** START Supplied records **

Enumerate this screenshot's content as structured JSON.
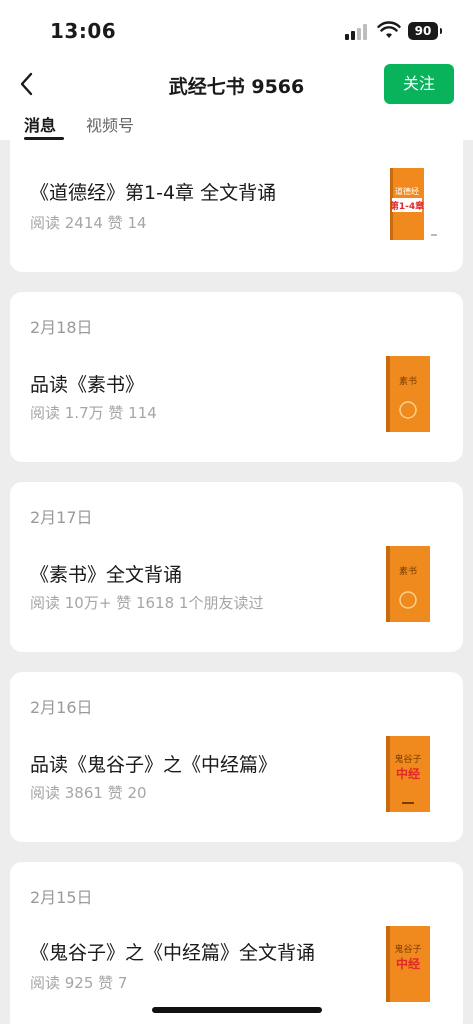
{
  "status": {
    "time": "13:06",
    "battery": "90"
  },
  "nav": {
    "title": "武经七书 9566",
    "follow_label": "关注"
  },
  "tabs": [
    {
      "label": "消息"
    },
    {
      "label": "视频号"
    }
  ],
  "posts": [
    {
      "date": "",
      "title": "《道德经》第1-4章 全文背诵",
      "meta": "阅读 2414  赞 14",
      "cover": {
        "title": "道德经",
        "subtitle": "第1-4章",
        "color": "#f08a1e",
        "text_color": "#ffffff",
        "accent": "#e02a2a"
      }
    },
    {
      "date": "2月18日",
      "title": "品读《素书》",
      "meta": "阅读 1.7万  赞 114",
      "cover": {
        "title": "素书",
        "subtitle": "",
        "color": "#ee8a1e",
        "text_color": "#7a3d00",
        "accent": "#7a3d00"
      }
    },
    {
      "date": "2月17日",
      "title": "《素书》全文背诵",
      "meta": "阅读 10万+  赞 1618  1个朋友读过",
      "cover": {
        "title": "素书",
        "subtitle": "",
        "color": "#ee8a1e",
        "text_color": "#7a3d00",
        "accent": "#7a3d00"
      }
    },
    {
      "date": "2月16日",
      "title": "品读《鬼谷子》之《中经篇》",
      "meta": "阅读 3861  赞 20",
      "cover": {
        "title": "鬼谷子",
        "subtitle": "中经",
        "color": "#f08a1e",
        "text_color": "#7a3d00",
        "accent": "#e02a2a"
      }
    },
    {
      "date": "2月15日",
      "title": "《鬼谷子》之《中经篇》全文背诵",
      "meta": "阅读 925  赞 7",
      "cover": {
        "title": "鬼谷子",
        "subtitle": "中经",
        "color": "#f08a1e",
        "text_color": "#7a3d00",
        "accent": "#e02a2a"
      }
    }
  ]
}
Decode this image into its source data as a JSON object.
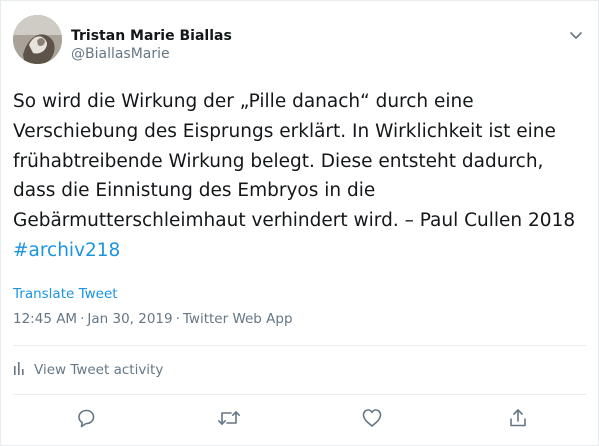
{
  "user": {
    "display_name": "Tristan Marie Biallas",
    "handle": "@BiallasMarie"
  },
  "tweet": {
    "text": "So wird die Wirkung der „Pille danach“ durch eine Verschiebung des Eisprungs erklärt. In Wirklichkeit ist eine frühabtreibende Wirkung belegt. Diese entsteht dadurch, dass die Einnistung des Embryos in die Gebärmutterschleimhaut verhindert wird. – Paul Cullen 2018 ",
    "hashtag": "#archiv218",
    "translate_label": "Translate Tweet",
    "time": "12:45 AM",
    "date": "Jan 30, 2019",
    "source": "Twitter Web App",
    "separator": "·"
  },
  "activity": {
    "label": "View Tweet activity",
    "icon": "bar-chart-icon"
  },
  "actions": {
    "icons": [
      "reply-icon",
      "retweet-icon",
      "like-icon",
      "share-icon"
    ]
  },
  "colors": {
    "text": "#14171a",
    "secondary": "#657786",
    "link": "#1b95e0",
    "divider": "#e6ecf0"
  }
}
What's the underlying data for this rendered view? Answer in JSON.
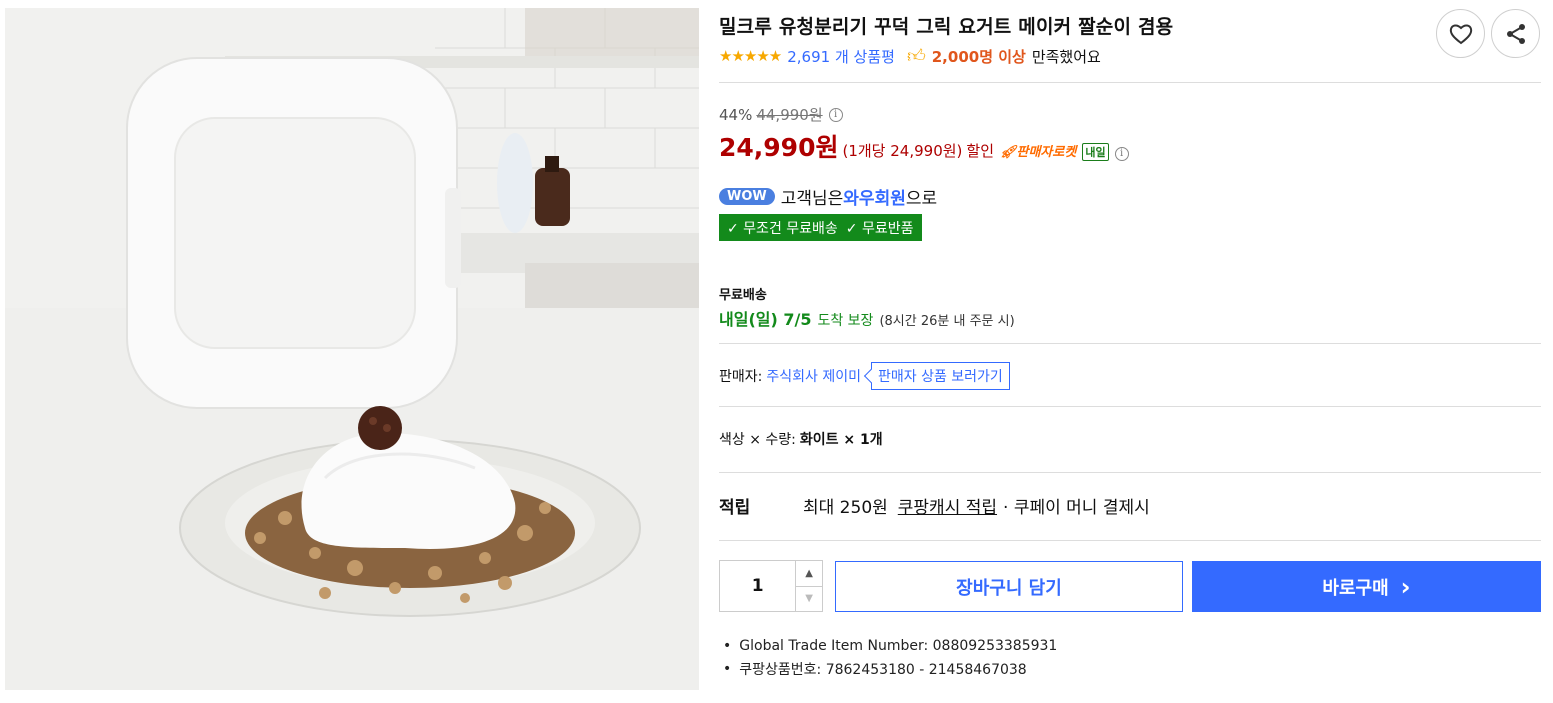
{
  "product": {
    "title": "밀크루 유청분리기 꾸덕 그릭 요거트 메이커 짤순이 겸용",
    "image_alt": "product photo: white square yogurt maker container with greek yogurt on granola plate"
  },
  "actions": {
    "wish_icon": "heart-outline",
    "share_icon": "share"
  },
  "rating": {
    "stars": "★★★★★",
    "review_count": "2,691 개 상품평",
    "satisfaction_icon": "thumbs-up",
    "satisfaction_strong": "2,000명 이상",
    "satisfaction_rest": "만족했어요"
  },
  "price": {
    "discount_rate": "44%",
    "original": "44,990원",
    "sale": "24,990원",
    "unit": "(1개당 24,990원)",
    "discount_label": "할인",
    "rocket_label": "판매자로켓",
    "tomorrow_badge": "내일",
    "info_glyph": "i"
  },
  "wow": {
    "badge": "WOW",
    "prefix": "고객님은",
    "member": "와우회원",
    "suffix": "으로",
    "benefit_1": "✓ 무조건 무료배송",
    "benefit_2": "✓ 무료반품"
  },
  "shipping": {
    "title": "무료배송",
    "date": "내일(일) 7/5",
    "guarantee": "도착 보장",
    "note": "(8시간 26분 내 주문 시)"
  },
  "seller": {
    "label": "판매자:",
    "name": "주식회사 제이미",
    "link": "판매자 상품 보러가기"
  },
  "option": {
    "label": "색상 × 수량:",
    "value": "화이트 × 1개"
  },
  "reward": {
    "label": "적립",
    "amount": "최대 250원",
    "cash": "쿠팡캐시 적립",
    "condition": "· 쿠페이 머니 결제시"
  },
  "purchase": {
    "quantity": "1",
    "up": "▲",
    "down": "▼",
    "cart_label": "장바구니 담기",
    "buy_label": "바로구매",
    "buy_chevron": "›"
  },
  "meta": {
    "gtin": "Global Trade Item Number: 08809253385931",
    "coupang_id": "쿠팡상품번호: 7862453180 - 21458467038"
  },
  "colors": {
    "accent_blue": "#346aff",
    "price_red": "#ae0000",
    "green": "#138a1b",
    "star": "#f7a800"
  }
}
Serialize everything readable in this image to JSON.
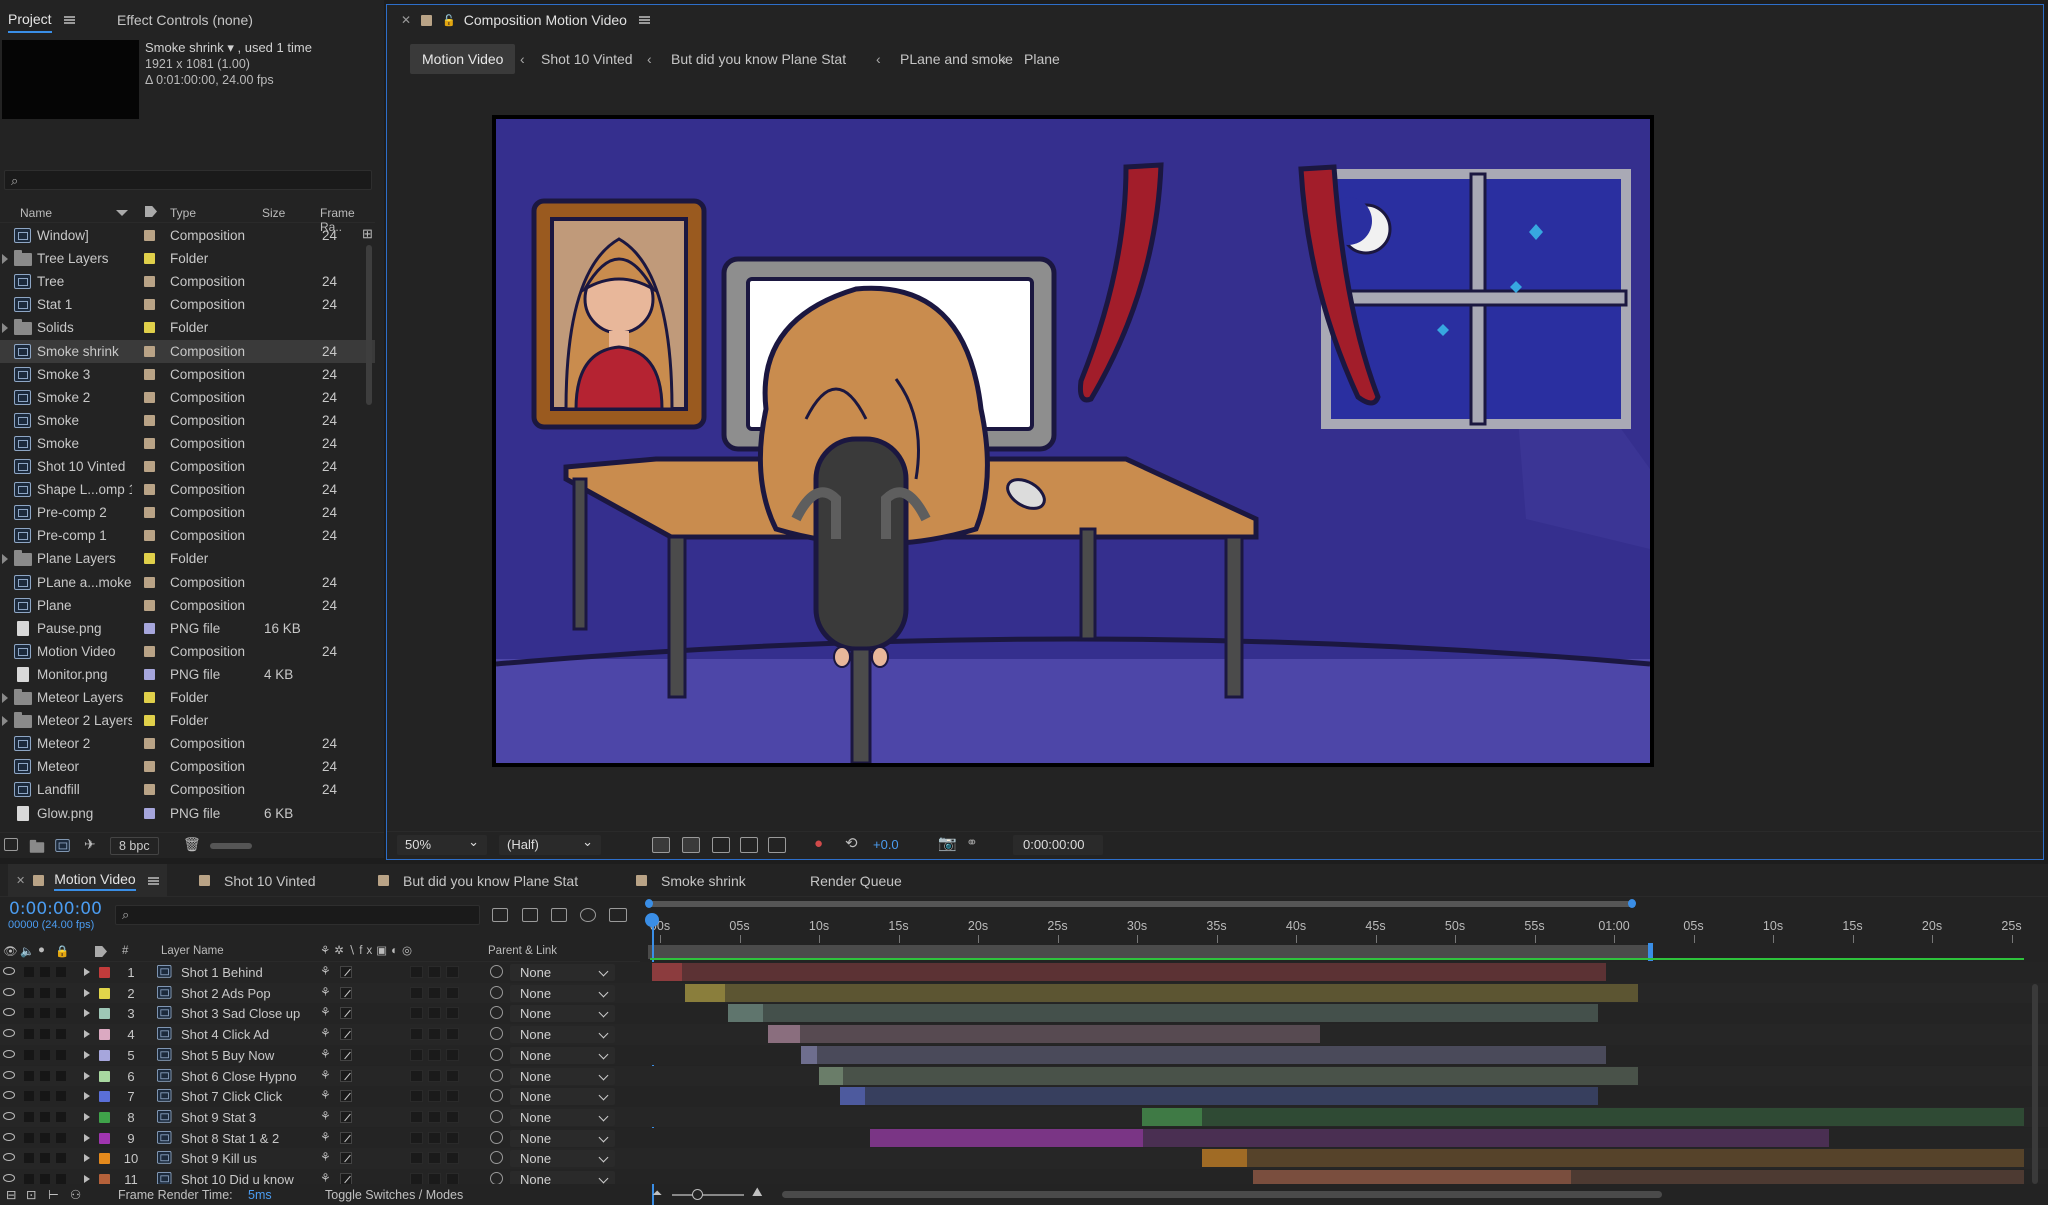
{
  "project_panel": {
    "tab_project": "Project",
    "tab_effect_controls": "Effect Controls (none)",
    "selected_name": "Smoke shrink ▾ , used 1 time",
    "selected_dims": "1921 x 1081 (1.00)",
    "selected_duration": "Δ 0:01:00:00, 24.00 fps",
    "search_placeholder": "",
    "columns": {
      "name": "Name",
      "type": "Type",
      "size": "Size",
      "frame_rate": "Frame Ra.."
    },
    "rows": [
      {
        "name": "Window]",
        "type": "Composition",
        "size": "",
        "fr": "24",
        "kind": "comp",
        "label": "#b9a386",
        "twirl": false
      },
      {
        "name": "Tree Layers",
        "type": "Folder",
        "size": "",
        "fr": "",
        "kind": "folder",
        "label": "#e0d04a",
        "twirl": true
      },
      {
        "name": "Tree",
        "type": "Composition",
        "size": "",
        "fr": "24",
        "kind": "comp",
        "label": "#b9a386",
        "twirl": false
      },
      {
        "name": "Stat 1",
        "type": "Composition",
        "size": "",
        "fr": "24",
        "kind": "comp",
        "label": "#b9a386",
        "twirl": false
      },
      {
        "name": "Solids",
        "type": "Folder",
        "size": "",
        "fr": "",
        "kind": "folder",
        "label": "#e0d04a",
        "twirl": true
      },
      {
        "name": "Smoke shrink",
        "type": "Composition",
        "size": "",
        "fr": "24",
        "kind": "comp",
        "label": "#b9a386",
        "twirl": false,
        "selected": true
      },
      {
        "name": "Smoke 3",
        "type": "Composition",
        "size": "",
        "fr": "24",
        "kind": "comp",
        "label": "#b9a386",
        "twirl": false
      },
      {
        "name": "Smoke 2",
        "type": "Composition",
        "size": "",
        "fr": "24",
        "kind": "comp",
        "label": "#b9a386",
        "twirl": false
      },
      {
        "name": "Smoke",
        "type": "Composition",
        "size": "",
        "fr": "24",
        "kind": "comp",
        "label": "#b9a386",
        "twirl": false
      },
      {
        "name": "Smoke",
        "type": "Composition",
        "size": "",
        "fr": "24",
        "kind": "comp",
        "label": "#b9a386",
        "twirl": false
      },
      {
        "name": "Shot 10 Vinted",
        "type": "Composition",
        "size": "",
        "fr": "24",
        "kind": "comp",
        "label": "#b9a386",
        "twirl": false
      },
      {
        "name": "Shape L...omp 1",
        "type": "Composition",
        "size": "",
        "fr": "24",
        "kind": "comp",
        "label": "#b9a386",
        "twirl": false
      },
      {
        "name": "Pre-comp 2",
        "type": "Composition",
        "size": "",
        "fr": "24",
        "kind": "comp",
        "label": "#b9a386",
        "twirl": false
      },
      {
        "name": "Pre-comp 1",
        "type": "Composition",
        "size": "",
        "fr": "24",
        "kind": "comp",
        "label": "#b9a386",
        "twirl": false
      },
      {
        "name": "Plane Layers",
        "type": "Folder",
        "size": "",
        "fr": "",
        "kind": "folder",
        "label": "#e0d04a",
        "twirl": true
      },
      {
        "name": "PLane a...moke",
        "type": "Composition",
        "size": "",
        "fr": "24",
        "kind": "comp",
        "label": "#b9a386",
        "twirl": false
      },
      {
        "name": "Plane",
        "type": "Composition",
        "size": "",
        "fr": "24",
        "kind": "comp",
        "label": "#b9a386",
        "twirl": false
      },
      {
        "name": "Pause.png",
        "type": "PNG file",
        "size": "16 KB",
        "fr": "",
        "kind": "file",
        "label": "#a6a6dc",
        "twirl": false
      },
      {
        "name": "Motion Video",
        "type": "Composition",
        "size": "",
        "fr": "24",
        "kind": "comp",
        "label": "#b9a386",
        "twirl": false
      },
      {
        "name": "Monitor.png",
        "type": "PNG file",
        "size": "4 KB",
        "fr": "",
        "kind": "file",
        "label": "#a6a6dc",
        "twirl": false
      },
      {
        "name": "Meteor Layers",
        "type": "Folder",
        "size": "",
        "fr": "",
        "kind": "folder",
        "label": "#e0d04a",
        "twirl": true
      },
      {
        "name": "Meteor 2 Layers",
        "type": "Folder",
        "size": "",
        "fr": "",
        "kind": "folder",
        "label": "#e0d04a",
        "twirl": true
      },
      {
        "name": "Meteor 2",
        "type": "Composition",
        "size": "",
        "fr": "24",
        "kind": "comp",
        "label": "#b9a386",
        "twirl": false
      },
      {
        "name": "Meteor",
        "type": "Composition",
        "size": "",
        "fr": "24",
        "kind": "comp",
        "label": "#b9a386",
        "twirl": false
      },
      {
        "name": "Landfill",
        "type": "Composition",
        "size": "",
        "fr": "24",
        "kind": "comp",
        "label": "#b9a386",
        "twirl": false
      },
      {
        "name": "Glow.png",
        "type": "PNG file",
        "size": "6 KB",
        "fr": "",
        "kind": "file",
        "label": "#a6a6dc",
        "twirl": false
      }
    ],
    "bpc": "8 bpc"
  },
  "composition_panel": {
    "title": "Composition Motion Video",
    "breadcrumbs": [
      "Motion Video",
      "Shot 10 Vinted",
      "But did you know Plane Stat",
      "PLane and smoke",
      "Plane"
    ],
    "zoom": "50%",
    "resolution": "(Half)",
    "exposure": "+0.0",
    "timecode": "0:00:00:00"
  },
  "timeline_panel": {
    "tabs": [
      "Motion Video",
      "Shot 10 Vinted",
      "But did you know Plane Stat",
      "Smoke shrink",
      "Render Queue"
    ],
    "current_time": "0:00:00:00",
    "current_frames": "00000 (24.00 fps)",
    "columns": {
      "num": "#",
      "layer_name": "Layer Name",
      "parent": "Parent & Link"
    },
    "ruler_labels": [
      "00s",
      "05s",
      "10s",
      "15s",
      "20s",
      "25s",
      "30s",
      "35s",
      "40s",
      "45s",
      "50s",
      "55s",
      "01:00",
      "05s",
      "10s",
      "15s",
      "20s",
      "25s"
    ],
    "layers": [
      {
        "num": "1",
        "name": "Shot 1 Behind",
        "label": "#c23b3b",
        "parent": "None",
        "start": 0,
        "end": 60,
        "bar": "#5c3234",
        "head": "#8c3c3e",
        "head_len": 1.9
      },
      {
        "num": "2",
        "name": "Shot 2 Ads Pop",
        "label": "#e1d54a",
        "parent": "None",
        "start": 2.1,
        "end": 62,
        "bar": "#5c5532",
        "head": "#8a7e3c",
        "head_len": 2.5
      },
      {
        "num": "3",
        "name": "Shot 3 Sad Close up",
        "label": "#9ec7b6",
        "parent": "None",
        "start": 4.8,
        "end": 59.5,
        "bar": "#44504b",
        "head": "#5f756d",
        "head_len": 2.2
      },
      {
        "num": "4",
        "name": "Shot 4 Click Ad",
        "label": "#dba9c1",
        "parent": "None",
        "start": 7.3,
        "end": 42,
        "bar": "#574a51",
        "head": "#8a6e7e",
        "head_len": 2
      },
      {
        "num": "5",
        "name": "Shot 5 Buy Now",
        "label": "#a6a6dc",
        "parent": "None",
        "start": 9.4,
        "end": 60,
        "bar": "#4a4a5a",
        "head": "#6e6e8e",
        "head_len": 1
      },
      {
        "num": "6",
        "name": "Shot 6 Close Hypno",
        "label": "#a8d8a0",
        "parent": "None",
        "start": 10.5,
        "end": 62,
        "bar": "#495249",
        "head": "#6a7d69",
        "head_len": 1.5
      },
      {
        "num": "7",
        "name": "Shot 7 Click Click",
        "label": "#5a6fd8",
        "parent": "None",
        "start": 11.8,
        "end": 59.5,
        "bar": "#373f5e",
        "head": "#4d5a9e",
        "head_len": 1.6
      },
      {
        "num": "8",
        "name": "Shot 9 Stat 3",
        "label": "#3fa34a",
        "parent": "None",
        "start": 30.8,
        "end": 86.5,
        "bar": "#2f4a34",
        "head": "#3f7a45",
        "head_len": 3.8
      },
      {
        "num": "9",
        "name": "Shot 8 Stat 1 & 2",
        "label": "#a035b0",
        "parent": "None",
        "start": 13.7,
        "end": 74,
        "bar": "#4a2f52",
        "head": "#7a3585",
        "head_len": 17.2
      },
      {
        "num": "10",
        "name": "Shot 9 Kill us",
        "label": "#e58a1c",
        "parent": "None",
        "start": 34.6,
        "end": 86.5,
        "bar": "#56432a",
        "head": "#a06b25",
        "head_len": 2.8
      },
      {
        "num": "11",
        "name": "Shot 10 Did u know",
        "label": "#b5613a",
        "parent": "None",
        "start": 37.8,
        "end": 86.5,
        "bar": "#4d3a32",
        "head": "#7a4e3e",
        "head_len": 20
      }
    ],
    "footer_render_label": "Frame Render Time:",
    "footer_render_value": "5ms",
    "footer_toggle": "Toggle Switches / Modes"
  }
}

** END Supplied records **

**Problem details:**
In the entries above, find lines with "shrink" and copy each.

**Result of the exercise:**
    "selected_name": "Smoke shrink ▾ , used 1 time",
        "name": "Smoke shrink",
      "Smoke shrink",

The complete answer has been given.